To do: Set down all of the data that follows word for word, without the images.

Data records:

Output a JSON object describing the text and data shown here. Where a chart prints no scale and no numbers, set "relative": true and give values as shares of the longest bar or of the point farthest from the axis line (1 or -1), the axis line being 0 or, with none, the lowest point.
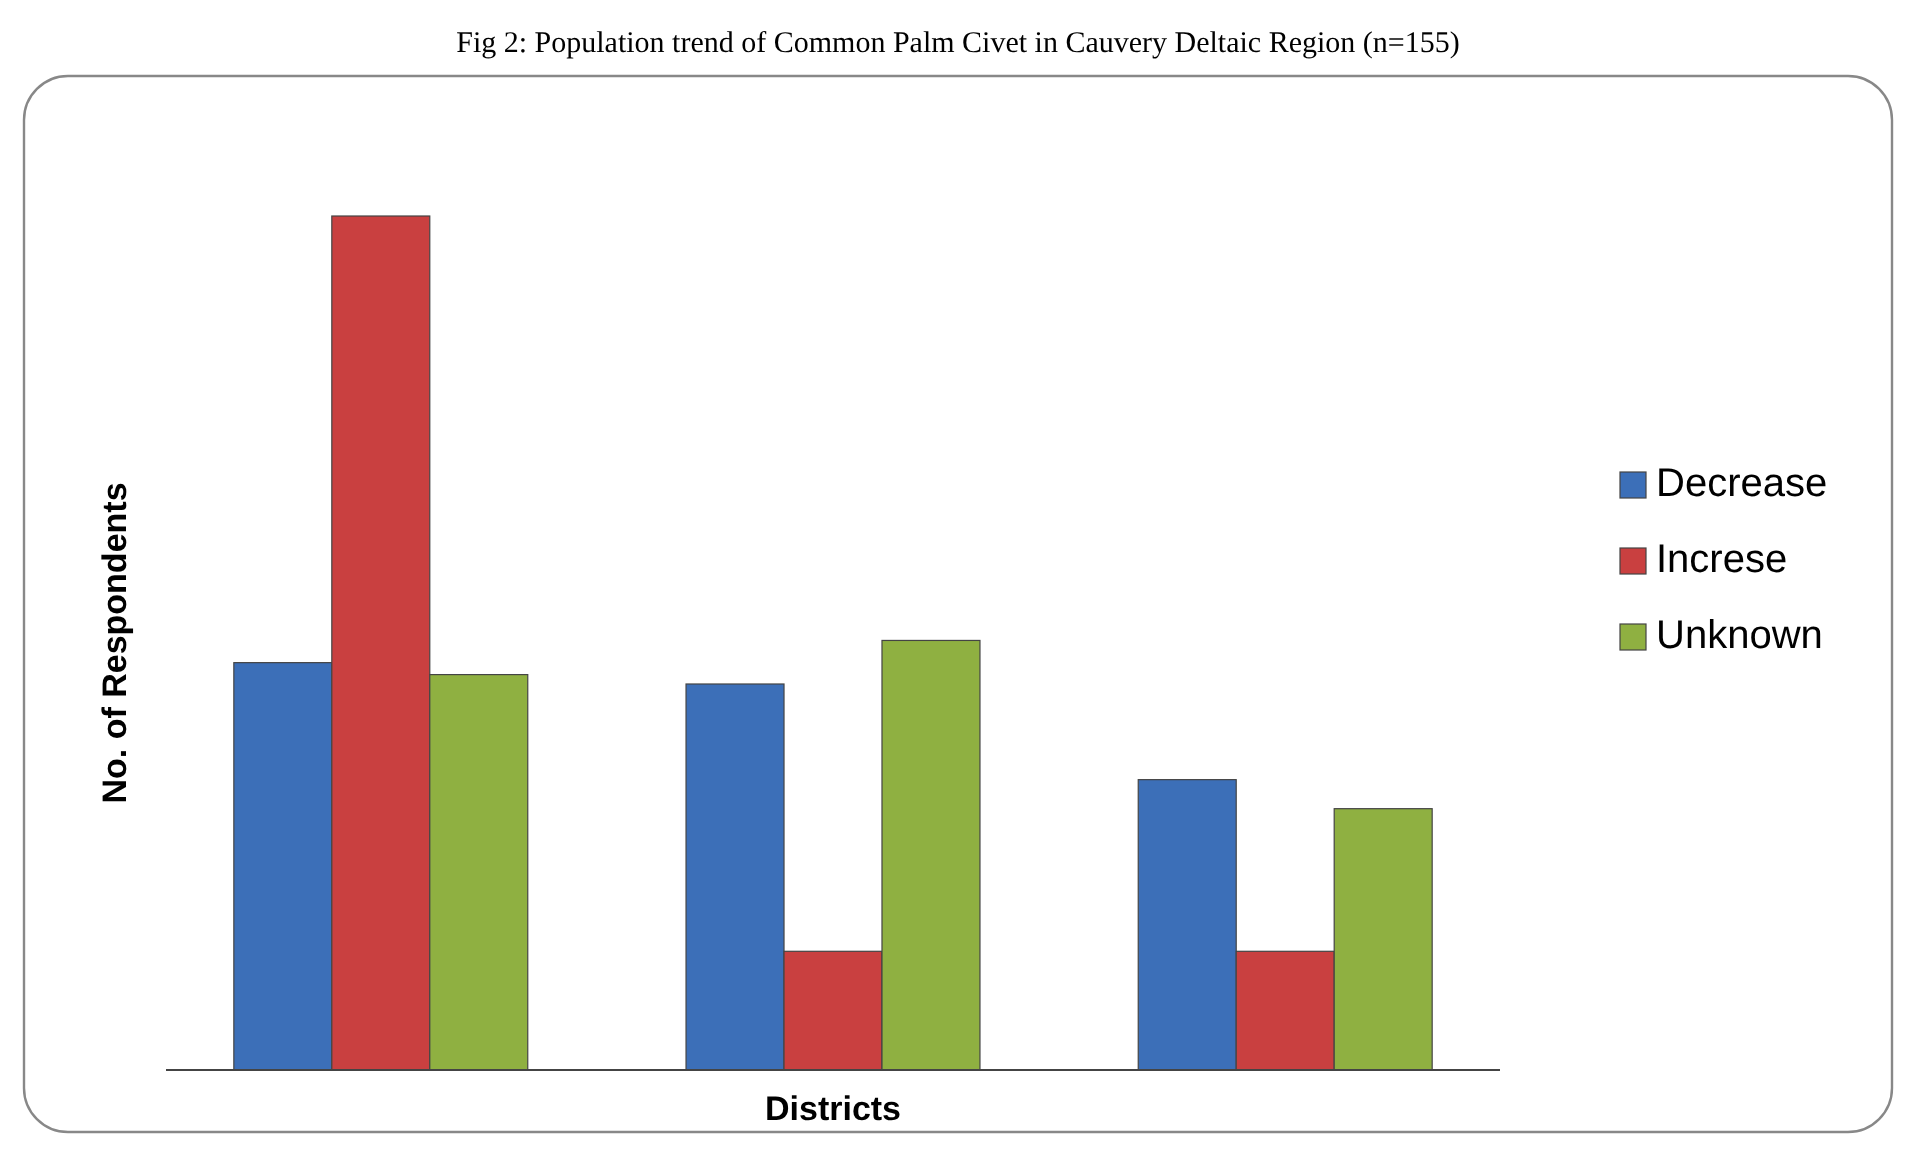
{
  "chart_data": {
    "type": "bar",
    "title": "Fig 2: Population trend of Common Palm Civet in Cauvery Deltaic Region (n=155)",
    "xlabel": "Districts",
    "ylabel": "No. of Respondents",
    "relative": true,
    "categories": [
      null,
      null,
      null
    ],
    "legend": "right",
    "series": [
      {
        "name": "Decrease",
        "color": "#3c6fb8",
        "values": [
          0.477,
          0.452,
          0.34
        ]
      },
      {
        "name": "Increse",
        "color": "#c94040",
        "values": [
          1,
          0.139,
          0.139
        ]
      },
      {
        "name": "Unknown",
        "color": "#8fb041",
        "values": [
          0.463,
          0.503,
          0.306
        ]
      }
    ]
  }
}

Response below:
Output a JSON object describing the text and data shown here. Where a chart prints no scale and no numbers, set "relative": true and give values as shares of the longest bar or of the point farthest from the axis line (1 or -1), the axis line being 0 or, with none, the lowest point.
{
  "chart_data": {
    "type": "bar",
    "title": "Fig 2: Population trend of Common Palm Civet in Cauvery Deltaic Region (n=155)",
    "xlabel": "Districts",
    "ylabel": "No. of Respondents",
    "relative": true,
    "categories": [
      null,
      null,
      null
    ],
    "legend": "right",
    "series": [
      {
        "name": "Decrease",
        "color": "#3c6fb8",
        "values": [
          0.477,
          0.452,
          0.34
        ]
      },
      {
        "name": "Increse",
        "color": "#c94040",
        "values": [
          1,
          0.139,
          0.139
        ]
      },
      {
        "name": "Unknown",
        "color": "#8fb041",
        "values": [
          0.463,
          0.503,
          0.306
        ]
      }
    ]
  }
}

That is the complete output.